-- Exercise inputs follows --

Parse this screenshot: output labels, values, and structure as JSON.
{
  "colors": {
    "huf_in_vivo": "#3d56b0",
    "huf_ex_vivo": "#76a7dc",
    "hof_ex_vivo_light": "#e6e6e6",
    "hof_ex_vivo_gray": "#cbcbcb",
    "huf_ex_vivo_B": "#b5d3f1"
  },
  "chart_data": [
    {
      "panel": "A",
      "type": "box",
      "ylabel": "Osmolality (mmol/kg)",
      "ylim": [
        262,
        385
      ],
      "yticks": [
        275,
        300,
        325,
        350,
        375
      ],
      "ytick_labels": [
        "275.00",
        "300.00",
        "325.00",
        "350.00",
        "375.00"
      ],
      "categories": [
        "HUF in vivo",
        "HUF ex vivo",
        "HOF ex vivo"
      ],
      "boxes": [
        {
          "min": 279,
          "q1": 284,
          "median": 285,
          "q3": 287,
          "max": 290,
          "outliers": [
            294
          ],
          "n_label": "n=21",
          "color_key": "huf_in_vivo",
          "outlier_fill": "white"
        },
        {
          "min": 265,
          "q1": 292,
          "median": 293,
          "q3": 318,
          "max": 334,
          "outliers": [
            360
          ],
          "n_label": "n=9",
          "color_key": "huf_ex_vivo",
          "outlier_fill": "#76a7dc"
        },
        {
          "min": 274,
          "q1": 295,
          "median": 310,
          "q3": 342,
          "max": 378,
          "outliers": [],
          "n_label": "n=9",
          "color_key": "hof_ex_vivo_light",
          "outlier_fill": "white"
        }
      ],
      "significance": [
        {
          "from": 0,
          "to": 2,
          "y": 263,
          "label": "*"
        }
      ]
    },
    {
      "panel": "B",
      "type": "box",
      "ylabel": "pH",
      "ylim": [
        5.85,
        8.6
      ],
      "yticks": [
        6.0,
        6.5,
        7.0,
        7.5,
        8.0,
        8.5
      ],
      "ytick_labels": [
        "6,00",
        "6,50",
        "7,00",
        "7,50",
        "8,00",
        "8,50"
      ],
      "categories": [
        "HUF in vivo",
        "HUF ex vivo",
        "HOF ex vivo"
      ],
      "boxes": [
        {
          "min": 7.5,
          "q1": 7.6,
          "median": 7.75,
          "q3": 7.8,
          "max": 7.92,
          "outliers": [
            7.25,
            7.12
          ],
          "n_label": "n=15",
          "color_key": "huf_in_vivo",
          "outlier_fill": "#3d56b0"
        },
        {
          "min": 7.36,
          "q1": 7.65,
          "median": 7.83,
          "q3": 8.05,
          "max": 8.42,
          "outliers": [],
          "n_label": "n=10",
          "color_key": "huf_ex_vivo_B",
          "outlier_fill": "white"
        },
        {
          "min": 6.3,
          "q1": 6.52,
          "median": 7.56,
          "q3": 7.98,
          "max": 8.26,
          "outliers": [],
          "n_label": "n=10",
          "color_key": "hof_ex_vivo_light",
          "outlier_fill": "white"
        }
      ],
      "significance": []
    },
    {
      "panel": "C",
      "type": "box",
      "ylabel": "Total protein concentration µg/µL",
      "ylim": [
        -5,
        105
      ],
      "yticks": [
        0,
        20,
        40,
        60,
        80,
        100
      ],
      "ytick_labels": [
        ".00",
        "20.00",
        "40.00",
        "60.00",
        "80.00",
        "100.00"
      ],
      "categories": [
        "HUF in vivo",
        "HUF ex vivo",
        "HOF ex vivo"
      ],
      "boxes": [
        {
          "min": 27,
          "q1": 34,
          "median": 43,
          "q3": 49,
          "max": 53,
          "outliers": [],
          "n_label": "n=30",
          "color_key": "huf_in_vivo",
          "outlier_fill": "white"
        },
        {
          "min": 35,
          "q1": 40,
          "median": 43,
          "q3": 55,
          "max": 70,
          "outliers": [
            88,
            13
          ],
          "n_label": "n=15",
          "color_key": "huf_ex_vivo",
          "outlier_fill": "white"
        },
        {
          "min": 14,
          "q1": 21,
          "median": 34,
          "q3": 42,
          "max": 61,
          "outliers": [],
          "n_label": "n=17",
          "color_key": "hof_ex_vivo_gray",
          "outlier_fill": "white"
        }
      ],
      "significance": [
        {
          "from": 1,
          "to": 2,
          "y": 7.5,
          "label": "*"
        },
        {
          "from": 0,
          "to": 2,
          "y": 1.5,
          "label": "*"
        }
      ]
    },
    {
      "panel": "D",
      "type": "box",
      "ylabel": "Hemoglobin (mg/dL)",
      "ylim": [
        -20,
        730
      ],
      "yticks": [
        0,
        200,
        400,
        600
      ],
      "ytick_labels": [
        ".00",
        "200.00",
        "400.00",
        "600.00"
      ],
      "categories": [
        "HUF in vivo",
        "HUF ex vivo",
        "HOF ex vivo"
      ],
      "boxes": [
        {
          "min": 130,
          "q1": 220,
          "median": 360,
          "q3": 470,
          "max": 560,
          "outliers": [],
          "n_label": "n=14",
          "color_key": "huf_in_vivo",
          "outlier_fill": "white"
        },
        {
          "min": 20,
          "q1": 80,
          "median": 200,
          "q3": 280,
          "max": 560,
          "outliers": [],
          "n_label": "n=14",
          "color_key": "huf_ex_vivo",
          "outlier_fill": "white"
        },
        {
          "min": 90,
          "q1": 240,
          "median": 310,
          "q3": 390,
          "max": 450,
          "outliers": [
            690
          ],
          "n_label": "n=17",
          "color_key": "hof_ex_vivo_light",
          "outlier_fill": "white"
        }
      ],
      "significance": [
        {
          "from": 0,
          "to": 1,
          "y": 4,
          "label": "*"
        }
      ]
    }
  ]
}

-- Exercise inputs concluded --

Give an exact copy of all the data shown above.

• _Result below_:
Parse this screenshot: output labels, values, and structure as JSON.
{
  "colors": {
    "huf_in_vivo": "#3d56b0",
    "huf_ex_vivo": "#76a7dc",
    "hof_ex_vivo_light": "#e6e6e6",
    "hof_ex_vivo_gray": "#cbcbcb",
    "huf_ex_vivo_B": "#b5d3f1"
  },
  "chart_data": [
    {
      "panel": "A",
      "type": "box",
      "ylabel": "Osmolality (mmol/kg)",
      "ylim": [
        262,
        385
      ],
      "yticks": [
        275,
        300,
        325,
        350,
        375
      ],
      "ytick_labels": [
        "275.00",
        "300.00",
        "325.00",
        "350.00",
        "375.00"
      ],
      "categories": [
        "HUF in vivo",
        "HUF ex vivo",
        "HOF ex vivo"
      ],
      "boxes": [
        {
          "min": 279,
          "q1": 284,
          "median": 285,
          "q3": 287,
          "max": 290,
          "outliers": [
            294
          ],
          "n_label": "n=21",
          "color_key": "huf_in_vivo",
          "outlier_fill": "white"
        },
        {
          "min": 265,
          "q1": 292,
          "median": 293,
          "q3": 318,
          "max": 334,
          "outliers": [
            360
          ],
          "n_label": "n=9",
          "color_key": "huf_ex_vivo",
          "outlier_fill": "#76a7dc"
        },
        {
          "min": 274,
          "q1": 295,
          "median": 310,
          "q3": 342,
          "max": 378,
          "outliers": [],
          "n_label": "n=9",
          "color_key": "hof_ex_vivo_light",
          "outlier_fill": "white"
        }
      ],
      "significance": [
        {
          "from": 0,
          "to": 2,
          "y": 263,
          "label": "*"
        }
      ]
    },
    {
      "panel": "B",
      "type": "box",
      "ylabel": "pH",
      "ylim": [
        5.85,
        8.6
      ],
      "yticks": [
        6.0,
        6.5,
        7.0,
        7.5,
        8.0,
        8.5
      ],
      "ytick_labels": [
        "6,00",
        "6,50",
        "7,00",
        "7,50",
        "8,00",
        "8,50"
      ],
      "categories": [
        "HUF in vivo",
        "HUF ex vivo",
        "HOF ex vivo"
      ],
      "boxes": [
        {
          "min": 7.5,
          "q1": 7.6,
          "median": 7.75,
          "q3": 7.8,
          "max": 7.92,
          "outliers": [
            7.25,
            7.12
          ],
          "n_label": "n=15",
          "color_key": "huf_in_vivo",
          "outlier_fill": "#3d56b0"
        },
        {
          "min": 7.36,
          "q1": 7.65,
          "median": 7.83,
          "q3": 8.05,
          "max": 8.42,
          "outliers": [],
          "n_label": "n=10",
          "color_key": "huf_ex_vivo_B",
          "outlier_fill": "white"
        },
        {
          "min": 6.3,
          "q1": 6.52,
          "median": 7.56,
          "q3": 7.98,
          "max": 8.26,
          "outliers": [],
          "n_label": "n=10",
          "color_key": "hof_ex_vivo_light",
          "outlier_fill": "white"
        }
      ],
      "significance": []
    },
    {
      "panel": "C",
      "type": "box",
      "ylabel": "Total protein concentration µg/µL",
      "ylim": [
        -5,
        105
      ],
      "yticks": [
        0,
        20,
        40,
        60,
        80,
        100
      ],
      "ytick_labels": [
        ".00",
        "20.00",
        "40.00",
        "60.00",
        "80.00",
        "100.00"
      ],
      "categories": [
        "HUF in vivo",
        "HUF ex vivo",
        "HOF ex vivo"
      ],
      "boxes": [
        {
          "min": 27,
          "q1": 34,
          "median": 43,
          "q3": 49,
          "max": 53,
          "outliers": [],
          "n_label": "n=30",
          "color_key": "huf_in_vivo",
          "outlier_fill": "white"
        },
        {
          "min": 35,
          "q1": 40,
          "median": 43,
          "q3": 55,
          "max": 70,
          "outliers": [
            88,
            13
          ],
          "n_label": "n=15",
          "color_key": "huf_ex_vivo",
          "outlier_fill": "white"
        },
        {
          "min": 14,
          "q1": 21,
          "median": 34,
          "q3": 42,
          "max": 61,
          "outliers": [],
          "n_label": "n=17",
          "color_key": "hof_ex_vivo_gray",
          "outlier_fill": "white"
        }
      ],
      "significance": [
        {
          "from": 1,
          "to": 2,
          "y": 7.5,
          "label": "*"
        },
        {
          "from": 0,
          "to": 2,
          "y": 1.5,
          "label": "*"
        }
      ]
    },
    {
      "panel": "D",
      "type": "box",
      "ylabel": "Hemoglobin (mg/dL)",
      "ylim": [
        -20,
        730
      ],
      "yticks": [
        0,
        200,
        400,
        600
      ],
      "ytick_labels": [
        ".00",
        "200.00",
        "400.00",
        "600.00"
      ],
      "categories": [
        "HUF in vivo",
        "HUF ex vivo",
        "HOF ex vivo"
      ],
      "boxes": [
        {
          "min": 130,
          "q1": 220,
          "median": 360,
          "q3": 470,
          "max": 560,
          "outliers": [],
          "n_label": "n=14",
          "color_key": "huf_in_vivo",
          "outlier_fill": "white"
        },
        {
          "min": 20,
          "q1": 80,
          "median": 200,
          "q3": 280,
          "max": 560,
          "outliers": [],
          "n_label": "n=14",
          "color_key": "huf_ex_vivo",
          "outlier_fill": "white"
        },
        {
          "min": 90,
          "q1": 240,
          "median": 310,
          "q3": 390,
          "max": 450,
          "outliers": [
            690
          ],
          "n_label": "n=17",
          "color_key": "hof_ex_vivo_light",
          "outlier_fill": "white"
        }
      ],
      "significance": [
        {
          "from": 0,
          "to": 1,
          "y": 4,
          "label": "*"
        }
      ]
    }
  ]
}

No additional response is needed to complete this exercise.